PROBLEM DETAILS →
Set every line down exactly, from the one that has "Output a JSON" through the final one, and keep the pictures out.

--- Begin LISTING ---

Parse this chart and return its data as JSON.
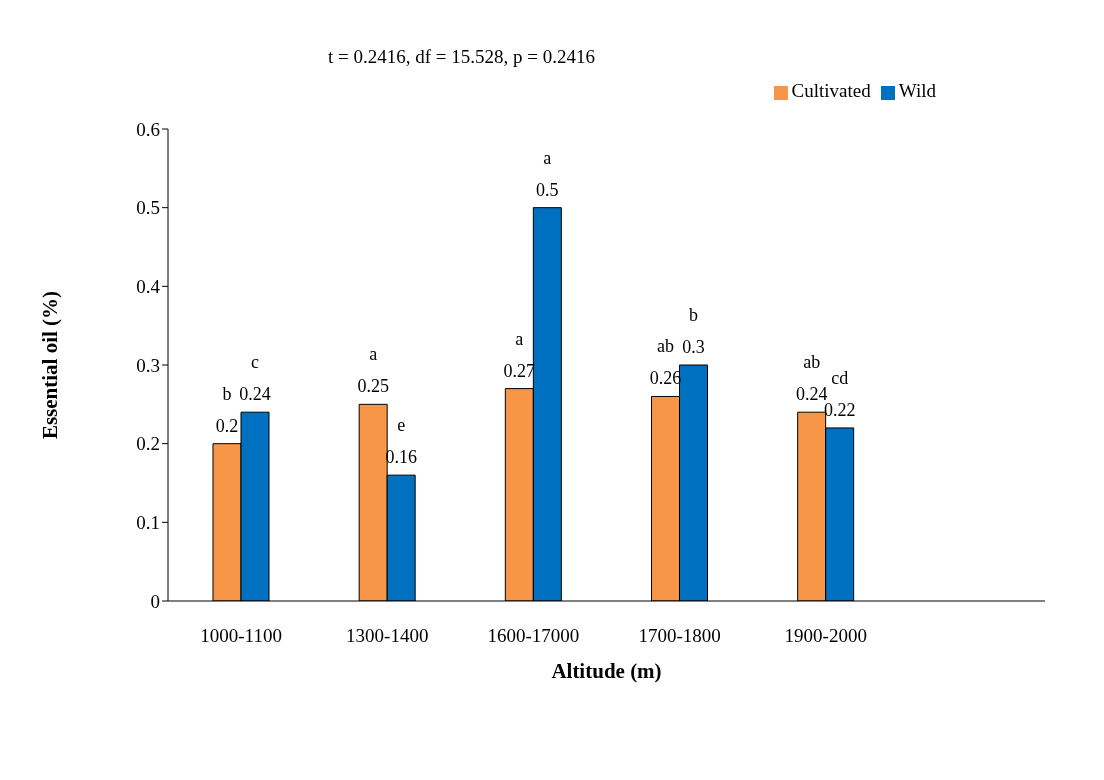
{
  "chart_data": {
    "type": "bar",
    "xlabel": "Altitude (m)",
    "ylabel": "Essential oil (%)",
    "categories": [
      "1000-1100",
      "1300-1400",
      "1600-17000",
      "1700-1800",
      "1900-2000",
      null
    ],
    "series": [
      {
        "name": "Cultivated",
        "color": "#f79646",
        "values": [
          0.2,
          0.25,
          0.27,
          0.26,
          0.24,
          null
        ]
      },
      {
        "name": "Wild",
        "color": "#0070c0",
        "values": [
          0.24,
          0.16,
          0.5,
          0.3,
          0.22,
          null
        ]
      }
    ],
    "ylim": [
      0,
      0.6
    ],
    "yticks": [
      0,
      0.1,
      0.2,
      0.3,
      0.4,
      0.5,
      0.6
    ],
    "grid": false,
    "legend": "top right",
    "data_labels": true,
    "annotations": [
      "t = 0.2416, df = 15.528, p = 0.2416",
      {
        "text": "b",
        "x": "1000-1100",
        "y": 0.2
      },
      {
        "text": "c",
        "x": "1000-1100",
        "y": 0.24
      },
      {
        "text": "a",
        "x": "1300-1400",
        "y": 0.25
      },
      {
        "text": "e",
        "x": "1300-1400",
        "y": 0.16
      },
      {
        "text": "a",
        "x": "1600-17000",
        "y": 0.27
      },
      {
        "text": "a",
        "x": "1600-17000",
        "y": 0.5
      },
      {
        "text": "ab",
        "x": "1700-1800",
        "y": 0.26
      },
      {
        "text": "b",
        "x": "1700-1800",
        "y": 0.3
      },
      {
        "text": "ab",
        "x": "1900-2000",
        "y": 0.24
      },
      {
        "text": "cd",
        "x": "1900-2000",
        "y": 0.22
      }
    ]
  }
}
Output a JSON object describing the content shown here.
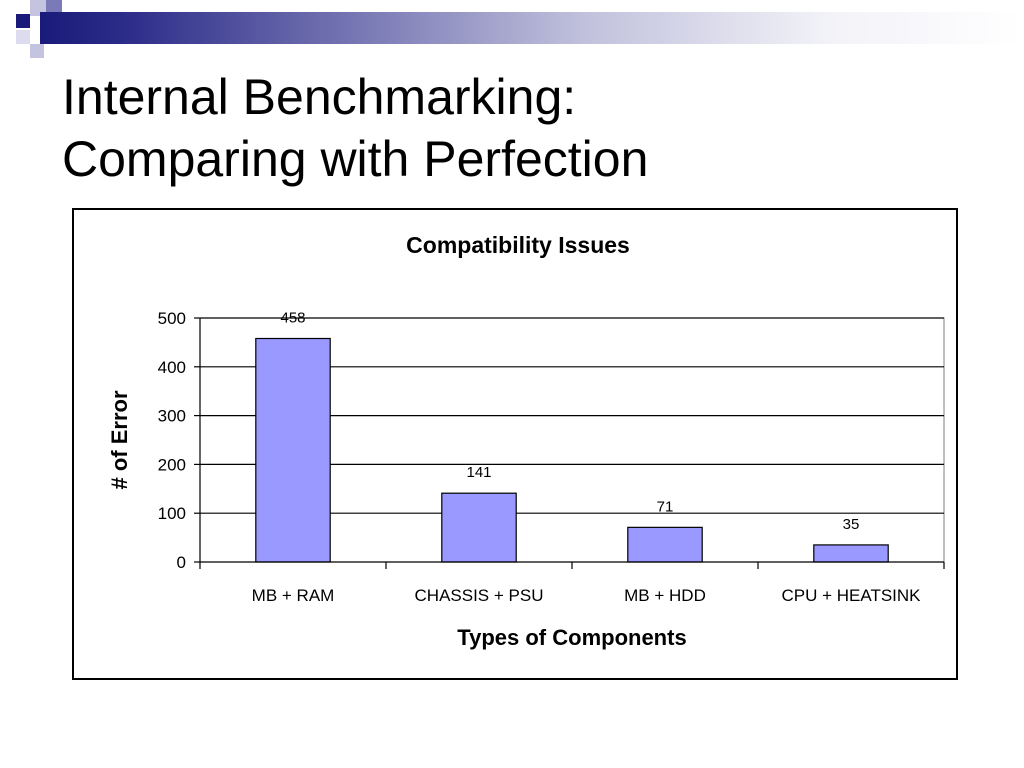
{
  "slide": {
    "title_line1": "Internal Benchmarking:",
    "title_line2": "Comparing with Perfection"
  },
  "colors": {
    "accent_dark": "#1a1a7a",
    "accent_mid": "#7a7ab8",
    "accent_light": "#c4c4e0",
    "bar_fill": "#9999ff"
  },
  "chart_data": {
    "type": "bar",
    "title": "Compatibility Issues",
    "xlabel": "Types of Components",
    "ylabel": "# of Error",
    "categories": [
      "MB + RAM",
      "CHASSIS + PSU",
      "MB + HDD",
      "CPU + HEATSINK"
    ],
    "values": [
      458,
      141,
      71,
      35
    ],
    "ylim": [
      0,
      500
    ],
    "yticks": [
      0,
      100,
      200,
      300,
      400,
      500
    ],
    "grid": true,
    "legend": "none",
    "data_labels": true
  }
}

--- End LISTING ---

RESPONSE TO THE TASK →
Output a JSON object describing the content shown here.
{
  "slide": {
    "title_line1": "Internal Benchmarking:",
    "title_line2": "Comparing with Perfection"
  },
  "colors": {
    "accent_dark": "#1a1a7a",
    "accent_mid": "#7a7ab8",
    "accent_light": "#c4c4e0",
    "bar_fill": "#9999ff"
  },
  "chart_data": {
    "type": "bar",
    "title": "Compatibility Issues",
    "xlabel": "Types of Components",
    "ylabel": "# of Error",
    "categories": [
      "MB + RAM",
      "CHASSIS + PSU",
      "MB + HDD",
      "CPU + HEATSINK"
    ],
    "values": [
      458,
      141,
      71,
      35
    ],
    "ylim": [
      0,
      500
    ],
    "yticks": [
      0,
      100,
      200,
      300,
      400,
      500
    ],
    "grid": true,
    "legend": "none",
    "data_labels": true
  }
}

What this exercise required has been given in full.